→ AIM
Examine the material below. Gather every line in which the string "council" appears.

→ Data items
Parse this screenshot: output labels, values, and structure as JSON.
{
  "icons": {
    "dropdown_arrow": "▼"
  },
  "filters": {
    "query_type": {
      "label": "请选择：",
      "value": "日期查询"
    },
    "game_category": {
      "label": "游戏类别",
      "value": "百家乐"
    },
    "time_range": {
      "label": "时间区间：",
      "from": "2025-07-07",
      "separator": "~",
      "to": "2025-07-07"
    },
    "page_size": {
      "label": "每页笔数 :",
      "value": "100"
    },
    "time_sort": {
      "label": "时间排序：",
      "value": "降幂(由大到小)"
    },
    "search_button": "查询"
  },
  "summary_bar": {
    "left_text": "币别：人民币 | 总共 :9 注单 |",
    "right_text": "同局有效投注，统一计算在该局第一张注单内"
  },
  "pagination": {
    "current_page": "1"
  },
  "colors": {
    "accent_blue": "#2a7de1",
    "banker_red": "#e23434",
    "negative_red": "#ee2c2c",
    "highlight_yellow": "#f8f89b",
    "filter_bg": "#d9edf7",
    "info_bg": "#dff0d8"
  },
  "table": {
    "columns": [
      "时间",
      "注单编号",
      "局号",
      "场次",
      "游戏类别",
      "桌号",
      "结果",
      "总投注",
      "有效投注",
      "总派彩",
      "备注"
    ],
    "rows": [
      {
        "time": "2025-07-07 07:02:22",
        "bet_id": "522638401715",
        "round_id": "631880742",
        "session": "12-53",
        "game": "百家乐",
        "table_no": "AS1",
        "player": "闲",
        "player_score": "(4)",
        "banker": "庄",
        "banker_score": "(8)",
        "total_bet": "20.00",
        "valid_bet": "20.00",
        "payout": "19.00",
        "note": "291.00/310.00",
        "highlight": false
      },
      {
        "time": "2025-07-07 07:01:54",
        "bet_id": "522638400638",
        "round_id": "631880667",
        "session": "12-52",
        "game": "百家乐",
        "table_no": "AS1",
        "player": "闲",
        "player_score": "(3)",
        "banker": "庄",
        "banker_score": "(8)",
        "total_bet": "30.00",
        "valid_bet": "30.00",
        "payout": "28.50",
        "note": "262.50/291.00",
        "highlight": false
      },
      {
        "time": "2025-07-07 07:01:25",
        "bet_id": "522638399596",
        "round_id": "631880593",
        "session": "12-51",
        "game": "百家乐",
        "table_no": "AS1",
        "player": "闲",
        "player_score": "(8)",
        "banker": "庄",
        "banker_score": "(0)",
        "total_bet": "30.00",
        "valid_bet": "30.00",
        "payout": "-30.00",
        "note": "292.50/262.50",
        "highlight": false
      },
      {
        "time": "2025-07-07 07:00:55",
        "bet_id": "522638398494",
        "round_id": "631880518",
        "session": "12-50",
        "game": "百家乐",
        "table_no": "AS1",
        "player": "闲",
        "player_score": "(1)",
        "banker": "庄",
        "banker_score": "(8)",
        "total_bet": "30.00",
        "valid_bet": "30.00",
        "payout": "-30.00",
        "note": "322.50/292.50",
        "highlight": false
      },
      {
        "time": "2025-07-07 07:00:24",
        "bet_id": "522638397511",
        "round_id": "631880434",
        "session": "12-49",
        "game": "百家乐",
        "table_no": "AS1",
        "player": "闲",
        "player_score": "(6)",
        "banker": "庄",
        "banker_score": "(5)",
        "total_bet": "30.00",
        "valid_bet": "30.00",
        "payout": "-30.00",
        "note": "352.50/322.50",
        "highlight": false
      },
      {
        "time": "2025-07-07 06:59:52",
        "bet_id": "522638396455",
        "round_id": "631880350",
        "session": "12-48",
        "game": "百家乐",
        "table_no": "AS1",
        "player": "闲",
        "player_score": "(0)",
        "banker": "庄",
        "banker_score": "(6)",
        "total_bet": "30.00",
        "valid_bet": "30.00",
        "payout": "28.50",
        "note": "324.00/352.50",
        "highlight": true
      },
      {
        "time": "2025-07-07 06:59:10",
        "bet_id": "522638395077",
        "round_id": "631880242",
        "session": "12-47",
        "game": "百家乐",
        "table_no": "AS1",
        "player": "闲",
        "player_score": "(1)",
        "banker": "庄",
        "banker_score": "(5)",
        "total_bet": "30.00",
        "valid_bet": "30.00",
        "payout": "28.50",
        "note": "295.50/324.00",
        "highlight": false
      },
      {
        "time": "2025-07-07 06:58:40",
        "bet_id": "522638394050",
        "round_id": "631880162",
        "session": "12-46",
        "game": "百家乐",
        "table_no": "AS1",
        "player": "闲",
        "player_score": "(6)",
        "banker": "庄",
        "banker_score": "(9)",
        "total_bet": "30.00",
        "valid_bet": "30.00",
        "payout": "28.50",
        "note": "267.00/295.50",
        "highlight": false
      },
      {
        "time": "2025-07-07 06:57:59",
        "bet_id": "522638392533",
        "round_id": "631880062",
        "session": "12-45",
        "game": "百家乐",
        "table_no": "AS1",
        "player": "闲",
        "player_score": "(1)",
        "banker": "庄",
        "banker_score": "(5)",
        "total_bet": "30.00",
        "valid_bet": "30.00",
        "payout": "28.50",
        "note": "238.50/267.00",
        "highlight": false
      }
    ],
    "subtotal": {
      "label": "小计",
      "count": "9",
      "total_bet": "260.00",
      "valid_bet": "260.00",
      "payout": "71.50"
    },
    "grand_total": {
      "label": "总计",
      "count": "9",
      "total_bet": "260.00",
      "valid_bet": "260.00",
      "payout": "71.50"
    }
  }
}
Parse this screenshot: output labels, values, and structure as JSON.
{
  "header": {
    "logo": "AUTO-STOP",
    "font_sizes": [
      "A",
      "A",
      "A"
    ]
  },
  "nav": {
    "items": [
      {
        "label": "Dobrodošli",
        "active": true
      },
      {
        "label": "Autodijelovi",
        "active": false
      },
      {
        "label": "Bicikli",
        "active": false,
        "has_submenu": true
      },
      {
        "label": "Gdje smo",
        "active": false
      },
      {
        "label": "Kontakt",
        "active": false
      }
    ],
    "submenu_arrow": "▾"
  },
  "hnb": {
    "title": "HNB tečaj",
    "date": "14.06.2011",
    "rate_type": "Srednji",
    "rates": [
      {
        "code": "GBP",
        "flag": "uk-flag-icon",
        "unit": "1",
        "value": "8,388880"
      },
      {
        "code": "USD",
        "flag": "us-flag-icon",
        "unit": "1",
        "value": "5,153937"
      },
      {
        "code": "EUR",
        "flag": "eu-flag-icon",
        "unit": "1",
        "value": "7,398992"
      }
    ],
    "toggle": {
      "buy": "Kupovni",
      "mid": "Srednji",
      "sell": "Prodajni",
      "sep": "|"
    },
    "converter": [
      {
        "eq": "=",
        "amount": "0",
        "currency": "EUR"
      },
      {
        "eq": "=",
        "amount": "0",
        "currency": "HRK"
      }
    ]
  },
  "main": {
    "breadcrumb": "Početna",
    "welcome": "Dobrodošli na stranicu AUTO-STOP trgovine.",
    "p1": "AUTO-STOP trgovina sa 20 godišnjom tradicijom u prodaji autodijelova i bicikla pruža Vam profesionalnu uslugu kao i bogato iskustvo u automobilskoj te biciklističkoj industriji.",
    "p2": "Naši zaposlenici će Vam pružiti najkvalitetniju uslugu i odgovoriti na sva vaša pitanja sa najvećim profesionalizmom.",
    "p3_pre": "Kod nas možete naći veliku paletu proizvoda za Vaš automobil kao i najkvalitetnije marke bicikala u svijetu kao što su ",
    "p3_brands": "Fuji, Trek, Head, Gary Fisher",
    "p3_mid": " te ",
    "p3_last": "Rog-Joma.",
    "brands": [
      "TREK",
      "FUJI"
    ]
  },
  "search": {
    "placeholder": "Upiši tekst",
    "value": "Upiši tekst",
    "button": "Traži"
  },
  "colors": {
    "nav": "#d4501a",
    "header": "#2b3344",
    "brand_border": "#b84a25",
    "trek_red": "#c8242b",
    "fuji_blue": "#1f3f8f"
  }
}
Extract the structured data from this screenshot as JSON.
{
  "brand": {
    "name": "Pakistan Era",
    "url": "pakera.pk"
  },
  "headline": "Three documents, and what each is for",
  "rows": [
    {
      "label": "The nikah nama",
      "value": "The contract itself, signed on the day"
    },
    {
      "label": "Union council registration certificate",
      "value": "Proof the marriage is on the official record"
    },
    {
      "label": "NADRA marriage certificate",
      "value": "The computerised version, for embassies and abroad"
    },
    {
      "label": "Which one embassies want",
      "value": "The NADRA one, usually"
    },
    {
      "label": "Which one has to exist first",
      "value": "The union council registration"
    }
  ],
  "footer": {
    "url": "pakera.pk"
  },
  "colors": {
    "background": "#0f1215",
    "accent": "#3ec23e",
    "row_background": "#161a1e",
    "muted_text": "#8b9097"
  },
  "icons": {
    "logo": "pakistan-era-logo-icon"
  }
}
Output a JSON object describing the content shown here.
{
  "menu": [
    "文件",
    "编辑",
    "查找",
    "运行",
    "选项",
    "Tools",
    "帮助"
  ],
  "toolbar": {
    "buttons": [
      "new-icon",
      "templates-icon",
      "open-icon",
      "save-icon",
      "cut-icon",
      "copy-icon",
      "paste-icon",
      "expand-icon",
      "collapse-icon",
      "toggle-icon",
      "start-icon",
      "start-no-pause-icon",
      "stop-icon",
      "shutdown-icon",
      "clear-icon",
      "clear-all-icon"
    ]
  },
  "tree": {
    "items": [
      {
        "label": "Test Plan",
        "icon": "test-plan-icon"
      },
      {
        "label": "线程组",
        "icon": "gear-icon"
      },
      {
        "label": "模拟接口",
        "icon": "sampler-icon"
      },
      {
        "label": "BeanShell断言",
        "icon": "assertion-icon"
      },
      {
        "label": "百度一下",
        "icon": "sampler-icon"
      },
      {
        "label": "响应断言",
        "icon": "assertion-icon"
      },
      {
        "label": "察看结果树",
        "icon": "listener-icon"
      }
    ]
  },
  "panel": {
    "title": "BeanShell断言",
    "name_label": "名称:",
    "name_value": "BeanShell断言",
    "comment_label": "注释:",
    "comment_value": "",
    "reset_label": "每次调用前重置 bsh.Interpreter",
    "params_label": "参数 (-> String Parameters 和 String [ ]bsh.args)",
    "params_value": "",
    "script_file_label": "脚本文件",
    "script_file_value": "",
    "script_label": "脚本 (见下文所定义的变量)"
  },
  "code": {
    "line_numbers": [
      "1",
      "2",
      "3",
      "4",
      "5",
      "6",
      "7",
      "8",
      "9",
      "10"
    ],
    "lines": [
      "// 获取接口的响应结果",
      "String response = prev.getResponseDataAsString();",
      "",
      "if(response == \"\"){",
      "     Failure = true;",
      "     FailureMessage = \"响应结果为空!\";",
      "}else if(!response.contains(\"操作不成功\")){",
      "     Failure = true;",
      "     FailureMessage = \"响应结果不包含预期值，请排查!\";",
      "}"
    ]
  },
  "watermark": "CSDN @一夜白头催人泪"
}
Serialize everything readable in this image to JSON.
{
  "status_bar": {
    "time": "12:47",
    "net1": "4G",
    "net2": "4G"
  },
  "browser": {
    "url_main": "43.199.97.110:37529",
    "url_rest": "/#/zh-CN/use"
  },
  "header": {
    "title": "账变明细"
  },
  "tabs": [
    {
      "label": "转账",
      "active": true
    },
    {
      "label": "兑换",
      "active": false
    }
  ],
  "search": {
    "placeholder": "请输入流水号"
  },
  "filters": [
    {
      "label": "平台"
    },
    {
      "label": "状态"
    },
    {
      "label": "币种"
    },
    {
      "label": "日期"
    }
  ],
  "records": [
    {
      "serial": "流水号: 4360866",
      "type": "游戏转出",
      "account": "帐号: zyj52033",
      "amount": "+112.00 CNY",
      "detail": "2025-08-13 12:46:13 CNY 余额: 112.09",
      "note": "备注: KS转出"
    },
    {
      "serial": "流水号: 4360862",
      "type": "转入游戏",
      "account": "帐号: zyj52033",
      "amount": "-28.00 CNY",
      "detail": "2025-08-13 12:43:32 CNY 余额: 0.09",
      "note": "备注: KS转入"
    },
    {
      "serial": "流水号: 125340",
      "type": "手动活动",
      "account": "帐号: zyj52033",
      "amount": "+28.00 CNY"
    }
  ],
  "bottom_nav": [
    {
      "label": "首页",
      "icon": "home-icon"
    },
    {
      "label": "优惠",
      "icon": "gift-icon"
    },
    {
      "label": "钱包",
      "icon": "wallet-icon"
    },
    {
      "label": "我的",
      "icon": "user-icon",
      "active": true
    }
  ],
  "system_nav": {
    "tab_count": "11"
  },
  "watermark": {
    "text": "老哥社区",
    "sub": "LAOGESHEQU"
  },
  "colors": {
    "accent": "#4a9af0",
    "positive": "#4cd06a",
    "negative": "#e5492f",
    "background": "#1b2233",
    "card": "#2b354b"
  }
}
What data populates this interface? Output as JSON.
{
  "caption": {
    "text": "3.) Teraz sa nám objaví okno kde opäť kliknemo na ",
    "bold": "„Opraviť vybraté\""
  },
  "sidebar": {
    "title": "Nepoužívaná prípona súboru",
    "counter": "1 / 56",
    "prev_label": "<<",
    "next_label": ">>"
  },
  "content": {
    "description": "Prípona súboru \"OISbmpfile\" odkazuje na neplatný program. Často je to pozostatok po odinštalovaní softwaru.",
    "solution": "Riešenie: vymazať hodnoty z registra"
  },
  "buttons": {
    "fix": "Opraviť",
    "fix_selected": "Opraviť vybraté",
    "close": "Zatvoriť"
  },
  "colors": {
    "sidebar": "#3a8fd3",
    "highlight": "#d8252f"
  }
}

→ ANSWER BELOW
      "label": "Union council registration certificate",
      "value": "The union council registration"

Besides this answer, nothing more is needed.